Collected data entries:
---*---
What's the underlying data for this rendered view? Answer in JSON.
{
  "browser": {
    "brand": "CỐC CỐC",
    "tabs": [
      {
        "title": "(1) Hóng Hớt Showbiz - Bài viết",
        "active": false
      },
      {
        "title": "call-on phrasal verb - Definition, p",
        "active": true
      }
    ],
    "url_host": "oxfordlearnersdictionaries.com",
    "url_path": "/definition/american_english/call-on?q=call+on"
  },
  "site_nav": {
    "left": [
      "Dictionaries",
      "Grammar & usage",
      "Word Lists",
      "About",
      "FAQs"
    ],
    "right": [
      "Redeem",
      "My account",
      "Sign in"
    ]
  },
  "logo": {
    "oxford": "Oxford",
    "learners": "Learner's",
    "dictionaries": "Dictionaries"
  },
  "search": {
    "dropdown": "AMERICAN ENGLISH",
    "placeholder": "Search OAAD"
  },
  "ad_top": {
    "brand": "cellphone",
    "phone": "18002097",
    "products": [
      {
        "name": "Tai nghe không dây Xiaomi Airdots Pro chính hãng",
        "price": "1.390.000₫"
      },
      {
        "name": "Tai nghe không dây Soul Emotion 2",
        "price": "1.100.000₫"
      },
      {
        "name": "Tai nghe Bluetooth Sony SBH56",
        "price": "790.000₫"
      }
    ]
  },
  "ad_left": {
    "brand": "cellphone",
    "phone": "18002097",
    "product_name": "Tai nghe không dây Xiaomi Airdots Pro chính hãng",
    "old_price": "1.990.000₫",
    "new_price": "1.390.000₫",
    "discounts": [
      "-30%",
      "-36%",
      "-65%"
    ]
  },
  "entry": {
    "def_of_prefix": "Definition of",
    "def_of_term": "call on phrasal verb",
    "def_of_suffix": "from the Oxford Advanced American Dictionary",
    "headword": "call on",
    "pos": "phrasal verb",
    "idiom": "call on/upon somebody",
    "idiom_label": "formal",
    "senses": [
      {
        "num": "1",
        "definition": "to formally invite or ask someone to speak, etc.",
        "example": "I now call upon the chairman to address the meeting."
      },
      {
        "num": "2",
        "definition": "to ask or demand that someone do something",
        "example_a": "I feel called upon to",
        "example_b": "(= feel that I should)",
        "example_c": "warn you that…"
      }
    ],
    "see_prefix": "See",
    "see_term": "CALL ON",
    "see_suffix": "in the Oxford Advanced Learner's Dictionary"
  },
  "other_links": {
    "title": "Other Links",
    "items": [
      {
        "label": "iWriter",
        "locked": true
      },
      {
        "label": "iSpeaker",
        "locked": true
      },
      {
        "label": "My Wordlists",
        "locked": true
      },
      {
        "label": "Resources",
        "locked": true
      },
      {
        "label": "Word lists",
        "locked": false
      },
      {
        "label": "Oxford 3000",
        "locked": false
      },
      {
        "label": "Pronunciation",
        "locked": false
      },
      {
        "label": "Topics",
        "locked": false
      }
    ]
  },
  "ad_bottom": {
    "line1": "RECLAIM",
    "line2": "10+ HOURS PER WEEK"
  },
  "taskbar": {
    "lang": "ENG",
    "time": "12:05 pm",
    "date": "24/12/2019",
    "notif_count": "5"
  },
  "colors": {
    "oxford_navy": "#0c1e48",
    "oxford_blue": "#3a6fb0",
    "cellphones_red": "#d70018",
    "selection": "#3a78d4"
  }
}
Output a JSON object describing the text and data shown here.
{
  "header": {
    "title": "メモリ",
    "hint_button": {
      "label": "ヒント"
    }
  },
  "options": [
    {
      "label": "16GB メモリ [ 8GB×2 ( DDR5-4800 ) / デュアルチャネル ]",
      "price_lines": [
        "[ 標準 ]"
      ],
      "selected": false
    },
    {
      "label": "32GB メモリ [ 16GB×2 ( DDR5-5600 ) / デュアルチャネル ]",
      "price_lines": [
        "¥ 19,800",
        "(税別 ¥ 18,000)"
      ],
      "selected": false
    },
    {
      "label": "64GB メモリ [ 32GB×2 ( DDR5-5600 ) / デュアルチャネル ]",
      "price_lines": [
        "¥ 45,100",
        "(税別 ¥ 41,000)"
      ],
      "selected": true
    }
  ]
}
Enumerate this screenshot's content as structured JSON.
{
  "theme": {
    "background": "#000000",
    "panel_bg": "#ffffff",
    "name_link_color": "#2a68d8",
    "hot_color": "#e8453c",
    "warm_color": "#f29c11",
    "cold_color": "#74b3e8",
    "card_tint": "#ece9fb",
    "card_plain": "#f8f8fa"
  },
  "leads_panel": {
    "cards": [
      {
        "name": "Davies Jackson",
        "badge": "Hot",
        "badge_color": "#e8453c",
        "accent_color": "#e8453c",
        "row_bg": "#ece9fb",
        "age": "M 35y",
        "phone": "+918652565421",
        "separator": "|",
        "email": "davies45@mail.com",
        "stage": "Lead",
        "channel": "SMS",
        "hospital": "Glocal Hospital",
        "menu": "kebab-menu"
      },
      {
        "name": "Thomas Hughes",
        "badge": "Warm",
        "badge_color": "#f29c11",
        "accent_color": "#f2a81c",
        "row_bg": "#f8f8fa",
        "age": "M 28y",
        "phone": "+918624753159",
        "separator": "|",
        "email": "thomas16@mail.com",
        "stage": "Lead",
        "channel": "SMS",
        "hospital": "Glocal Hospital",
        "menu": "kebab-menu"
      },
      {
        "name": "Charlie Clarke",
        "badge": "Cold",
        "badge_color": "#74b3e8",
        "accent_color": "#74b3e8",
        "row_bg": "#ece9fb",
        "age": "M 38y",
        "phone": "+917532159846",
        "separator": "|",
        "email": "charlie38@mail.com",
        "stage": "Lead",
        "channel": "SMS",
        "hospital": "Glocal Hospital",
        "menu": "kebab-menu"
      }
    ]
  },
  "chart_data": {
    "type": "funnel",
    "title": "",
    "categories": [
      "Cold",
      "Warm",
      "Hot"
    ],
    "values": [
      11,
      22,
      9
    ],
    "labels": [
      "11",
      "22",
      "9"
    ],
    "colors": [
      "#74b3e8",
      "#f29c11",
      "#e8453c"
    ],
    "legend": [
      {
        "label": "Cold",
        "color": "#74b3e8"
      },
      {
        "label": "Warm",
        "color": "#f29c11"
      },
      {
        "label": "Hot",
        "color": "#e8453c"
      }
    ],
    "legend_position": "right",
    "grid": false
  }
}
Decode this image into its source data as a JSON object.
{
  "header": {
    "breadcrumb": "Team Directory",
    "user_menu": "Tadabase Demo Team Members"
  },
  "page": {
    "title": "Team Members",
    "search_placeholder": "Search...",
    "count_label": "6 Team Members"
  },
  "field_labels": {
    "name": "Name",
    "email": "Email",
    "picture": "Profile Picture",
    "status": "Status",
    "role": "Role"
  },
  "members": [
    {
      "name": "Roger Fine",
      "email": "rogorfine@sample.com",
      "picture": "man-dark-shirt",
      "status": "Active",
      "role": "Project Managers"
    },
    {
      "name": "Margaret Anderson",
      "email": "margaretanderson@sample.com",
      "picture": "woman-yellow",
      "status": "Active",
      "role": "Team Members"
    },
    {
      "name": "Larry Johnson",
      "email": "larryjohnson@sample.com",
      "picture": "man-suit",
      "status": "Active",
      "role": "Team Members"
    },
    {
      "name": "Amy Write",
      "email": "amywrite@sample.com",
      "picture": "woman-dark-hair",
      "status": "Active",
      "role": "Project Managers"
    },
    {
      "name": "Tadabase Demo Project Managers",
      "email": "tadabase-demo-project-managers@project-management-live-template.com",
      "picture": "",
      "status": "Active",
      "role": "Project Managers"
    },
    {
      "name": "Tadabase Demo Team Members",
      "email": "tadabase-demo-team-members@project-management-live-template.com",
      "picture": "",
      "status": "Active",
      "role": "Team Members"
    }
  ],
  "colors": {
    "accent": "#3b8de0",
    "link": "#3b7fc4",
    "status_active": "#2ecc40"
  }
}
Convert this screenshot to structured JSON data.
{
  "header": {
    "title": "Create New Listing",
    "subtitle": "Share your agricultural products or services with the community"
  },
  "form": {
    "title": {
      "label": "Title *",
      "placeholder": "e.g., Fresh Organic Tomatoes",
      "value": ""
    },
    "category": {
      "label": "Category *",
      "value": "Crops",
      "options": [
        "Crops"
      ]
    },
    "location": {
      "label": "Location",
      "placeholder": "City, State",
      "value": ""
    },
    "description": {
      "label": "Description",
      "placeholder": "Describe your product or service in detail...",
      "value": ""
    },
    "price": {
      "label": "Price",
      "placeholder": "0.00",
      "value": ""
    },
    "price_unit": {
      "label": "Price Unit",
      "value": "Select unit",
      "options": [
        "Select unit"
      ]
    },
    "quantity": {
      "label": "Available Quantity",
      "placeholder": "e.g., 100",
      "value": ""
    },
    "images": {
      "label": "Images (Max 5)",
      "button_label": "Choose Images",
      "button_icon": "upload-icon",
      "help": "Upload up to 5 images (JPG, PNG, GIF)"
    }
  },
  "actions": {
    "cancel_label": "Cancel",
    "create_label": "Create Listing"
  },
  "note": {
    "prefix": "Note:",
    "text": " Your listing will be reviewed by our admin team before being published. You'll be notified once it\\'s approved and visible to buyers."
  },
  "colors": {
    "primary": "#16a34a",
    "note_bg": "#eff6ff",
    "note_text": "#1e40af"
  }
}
---*---
**What is expected:** Above are the records; copy exactly the lines from the one with "Convert this screenshot" through the final line.

**Answer for the task:**
Convert this screenshot to structured JSON data.
{
  "header": {
    "title": "Create New Listing",
    "subtitle": "Share your agricultural products or services with the community"
  },
  "form": {
    "title": {
      "label": "Title *",
      "placeholder": "e.g., Fresh Organic Tomatoes",
      "value": ""
    },
    "category": {
      "label": "Category *",
      "value": "Crops",
      "options": [
        "Crops"
      ]
    },
    "location": {
      "label": "Location",
      "placeholder": "City, State",
      "value": ""
    },
    "description": {
      "label": "Description",
      "placeholder": "Describe your product or service in detail...",
      "value": ""
    },
    "price": {
      "label": "Price",
      "placeholder": "0.00",
      "value": ""
    },
    "price_unit": {
      "label": "Price Unit",
      "value": "Select unit",
      "options": [
        "Select unit"
      ]
    },
    "quantity": {
      "label": "Available Quantity",
      "placeholder": "e.g., 100",
      "value": ""
    },
    "images": {
      "label": "Images (Max 5)",
      "button_label": "Choose Images",
      "button_icon": "upload-icon",
      "help": "Upload up to 5 images (JPG, PNG, GIF)"
    }
  },
  "actions": {
    "cancel_label": "Cancel",
    "create_label": "Create Listing"
  },
  "note": {
    "prefix": "Note:",
    "text": " Your listing will be reviewed by our admin team before being published. You'll be notified once it\\'s approved and visible to buyers."
  },
  "colors": {
    "primary": "#16a34a",
    "note_bg": "#eff6ff",
    "note_text": "#1e40af"
  }
}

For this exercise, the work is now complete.